Output the full listing below exactly, without the pictures.

---- Records provided

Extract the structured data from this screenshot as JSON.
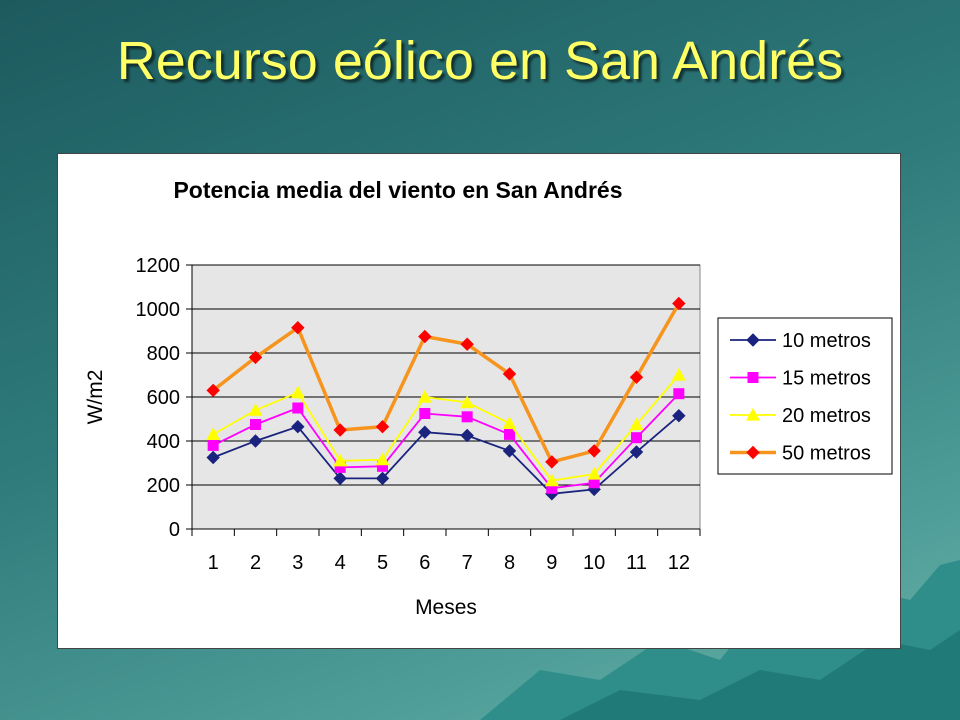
{
  "slide": {
    "title": "Recurso eólico en San Andrés"
  },
  "chart_data": {
    "type": "line",
    "title": "Potencia media del viento en San Andrés",
    "xlabel": "Meses",
    "ylabel": "W/m2",
    "ylim": [
      0,
      1200
    ],
    "yticks": [
      "0",
      "200",
      "400",
      "600",
      "800",
      "1000",
      "1200"
    ],
    "categories": [
      "1",
      "2",
      "3",
      "4",
      "5",
      "6",
      "7",
      "8",
      "9",
      "10",
      "11",
      "12"
    ],
    "grid": "horizontal",
    "legend": "right",
    "series": [
      {
        "name": "10 metros",
        "color": "#1a237e",
        "marker": "diamond",
        "values": [
          325,
          400,
          465,
          230,
          230,
          440,
          425,
          355,
          160,
          180,
          350,
          515
        ]
      },
      {
        "name": "15 metros",
        "color": "#ff00ff",
        "marker": "square",
        "values": [
          380,
          475,
          550,
          280,
          285,
          525,
          510,
          430,
          185,
          210,
          415,
          615
        ]
      },
      {
        "name": "20 metros",
        "color": "#ffff00",
        "marker": "triangle",
        "values": [
          430,
          540,
          620,
          310,
          315,
          600,
          575,
          480,
          220,
          250,
          475,
          700
        ]
      },
      {
        "name": "50 metros",
        "color": "#f7941d",
        "marker": "diamond-red",
        "values": [
          630,
          780,
          915,
          450,
          465,
          875,
          840,
          705,
          305,
          355,
          690,
          1025
        ]
      }
    ]
  }
}
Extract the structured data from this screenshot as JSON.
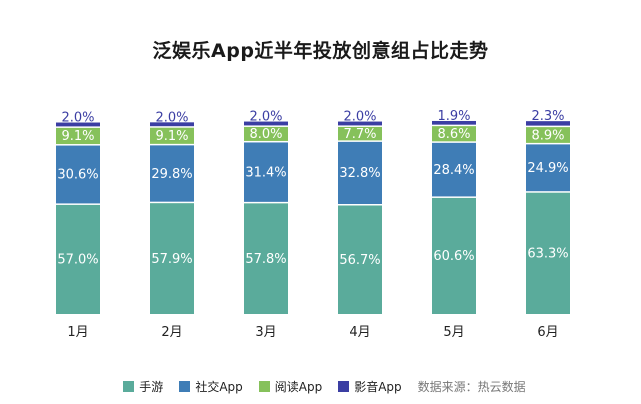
{
  "chart_data": {
    "type": "bar",
    "stacked": true,
    "title": "泛娱乐App近半年投放创意组占比走势",
    "categories": [
      "1月",
      "2月",
      "3月",
      "4月",
      "5月",
      "6月"
    ],
    "series": [
      {
        "name": "手游",
        "color": "#5aab9b",
        "values": [
          57.0,
          57.9,
          57.8,
          56.7,
          60.6,
          63.3
        ],
        "labels": [
          "57.0%",
          "57.9%",
          "57.8%",
          "56.7%",
          "60.6%",
          "63.3%"
        ]
      },
      {
        "name": "社交App",
        "color": "#3f7db6",
        "values": [
          30.6,
          29.8,
          31.4,
          32.8,
          28.4,
          24.9
        ],
        "labels": [
          "30.6%",
          "29.8%",
          "31.4%",
          "32.8%",
          "28.4%",
          "24.9%"
        ]
      },
      {
        "name": "阅读App",
        "color": "#86c15b",
        "values": [
          9.1,
          9.1,
          8.0,
          7.7,
          8.6,
          8.9
        ],
        "labels": [
          "9.1%",
          "9.1%",
          "8.0%",
          "7.7%",
          "8.6%",
          "8.9%"
        ]
      },
      {
        "name": "影音App",
        "color": "#3b3ea3",
        "values": [
          2.0,
          2.0,
          2.0,
          2.0,
          1.9,
          2.3
        ],
        "labels": [
          "2.0%",
          "2.0%",
          "2.0%",
          "2.0%",
          "1.9%",
          "2.3%"
        ]
      }
    ],
    "ylim": [
      0,
      100
    ],
    "grid": false,
    "legend_position": "bottom",
    "source_note": "数据来源：热云数据"
  }
}
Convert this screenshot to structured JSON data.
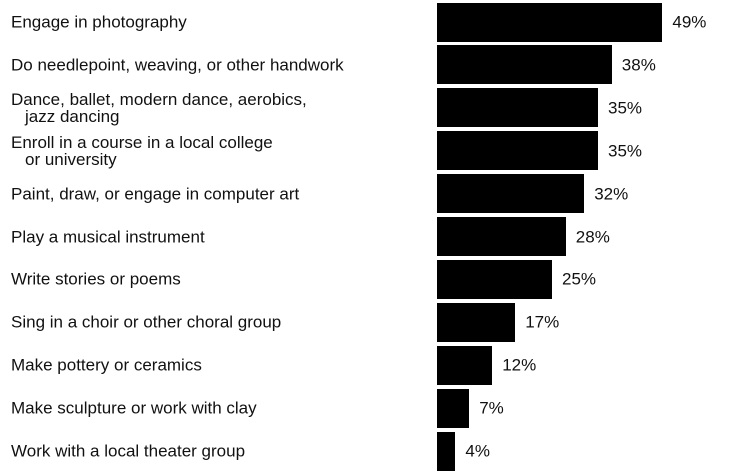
{
  "chart_data": {
    "type": "bar",
    "orientation": "horizontal",
    "categories": [
      "Engage in photography",
      "Do needlepoint, weaving, or other handwork",
      "Dance, ballet, modern dance, aerobics,\njazz dancing",
      "Enroll in a course in a local college\nor university",
      "Paint, draw, or engage in computer art",
      "Play a musical instrument",
      "Write stories or poems",
      "Sing in a choir or other choral group",
      "Make pottery or ceramics",
      "Make sculpture or work with clay",
      "Work with a local theater group"
    ],
    "values": [
      49,
      38,
      35,
      35,
      32,
      28,
      25,
      17,
      12,
      7,
      4
    ],
    "value_labels": [
      "49%",
      "38%",
      "35%",
      "35%",
      "32%",
      "28%",
      "25%",
      "17%",
      "12%",
      "7%",
      "4%"
    ],
    "color": "#000000"
  }
}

--------

Answer to the task.
Extract the structured data from this screenshot as JSON.
{
  "slide": {
    "title": "Recurso eólico en San Andrés"
  },
  "chart_data": {
    "type": "line",
    "title": "Potencia media del viento en San Andrés",
    "xlabel": "Meses",
    "ylabel": "W/m2",
    "ylim": [
      0,
      1200
    ],
    "yticks": [
      "0",
      "200",
      "400",
      "600",
      "800",
      "1000",
      "1200"
    ],
    "categories": [
      "1",
      "2",
      "3",
      "4",
      "5",
      "6",
      "7",
      "8",
      "9",
      "10",
      "11",
      "12"
    ],
    "grid": "horizontal",
    "legend": "right",
    "series": [
      {
        "name": "10 metros",
        "color": "#1a237e",
        "marker": "diamond",
        "values": [
          325,
          400,
          465,
          230,
          230,
          440,
          425,
          355,
          160,
          180,
          350,
          515
        ]
      },
      {
        "name": "15 metros",
        "color": "#ff00ff",
        "marker": "square",
        "values": [
          380,
          475,
          550,
          280,
          285,
          525,
          510,
          430,
          185,
          210,
          415,
          615
        ]
      },
      {
        "name": "20 metros",
        "color": "#ffff00",
        "marker": "triangle",
        "values": [
          430,
          540,
          620,
          310,
          315,
          600,
          575,
          480,
          220,
          250,
          475,
          700
        ]
      },
      {
        "name": "50 metros",
        "color": "#f7941d",
        "marker": "diamond-red",
        "values": [
          630,
          780,
          915,
          450,
          465,
          875,
          840,
          705,
          305,
          355,
          690,
          1025
        ]
      }
    ]
  }
}
Extract the structured data from this screenshot as JSON.
{
  "chart_data": {
    "type": "bar",
    "stacked": true,
    "title": "泛娱乐App近半年投放创意组占比走势",
    "categories": [
      "1月",
      "2月",
      "3月",
      "4月",
      "5月",
      "6月"
    ],
    "series": [
      {
        "name": "手游",
        "color": "#5aab9b",
        "values": [
          57.0,
          57.9,
          57.8,
          56.7,
          60.6,
          63.3
        ],
        "labels": [
          "57.0%",
          "57.9%",
          "57.8%",
          "56.7%",
          "60.6%",
          "63.3%"
        ]
      },
      {
        "name": "社交App",
        "color": "#3f7db6",
        "values": [
          30.6,
          29.8,
          31.4,
          32.8,
          28.4,
          24.9
        ],
        "labels": [
          "30.6%",
          "29.8%",
          "31.4%",
          "32.8%",
          "28.4%",
          "24.9%"
        ]
      },
      {
        "name": "阅读App",
        "color": "#86c15b",
        "values": [
          9.1,
          9.1,
          8.0,
          7.7,
          8.6,
          8.9
        ],
        "labels": [
          "9.1%",
          "9.1%",
          "8.0%",
          "7.7%",
          "8.6%",
          "8.9%"
        ]
      },
      {
        "name": "影音App",
        "color": "#3b3ea3",
        "values": [
          2.0,
          2.0,
          2.0,
          2.0,
          1.9,
          2.3
        ],
        "labels": [
          "2.0%",
          "2.0%",
          "2.0%",
          "2.0%",
          "1.9%",
          "2.3%"
        ]
      }
    ],
    "ylim": [
      0,
      100
    ],
    "grid": false,
    "legend_position": "bottom",
    "source_note": "数据来源：热云数据"
  }
}
Convert this screenshot to structured JSON data.
{
  "chart_data": {
    "type": "bar",
    "orientation": "horizontal",
    "categories": [
      "Engage in photography",
      "Do needlepoint, weaving, or other handwork",
      "Dance, ballet, modern dance, aerobics,\njazz dancing",
      "Enroll in a course in a local college\nor university",
      "Paint, draw, or engage in computer art",
      "Play a musical instrument",
      "Write stories or poems",
      "Sing in a choir or other choral group",
      "Make pottery or ceramics",
      "Make sculpture or work with clay",
      "Work with a local theater group"
    ],
    "values": [
      49,
      38,
      35,
      35,
      32,
      28,
      25,
      17,
      12,
      7,
      4
    ],
    "value_labels": [
      "49%",
      "38%",
      "35%",
      "35%",
      "32%",
      "28%",
      "25%",
      "17%",
      "12%",
      "7%",
      "4%"
    ],
    "color": "#000000"
  }
}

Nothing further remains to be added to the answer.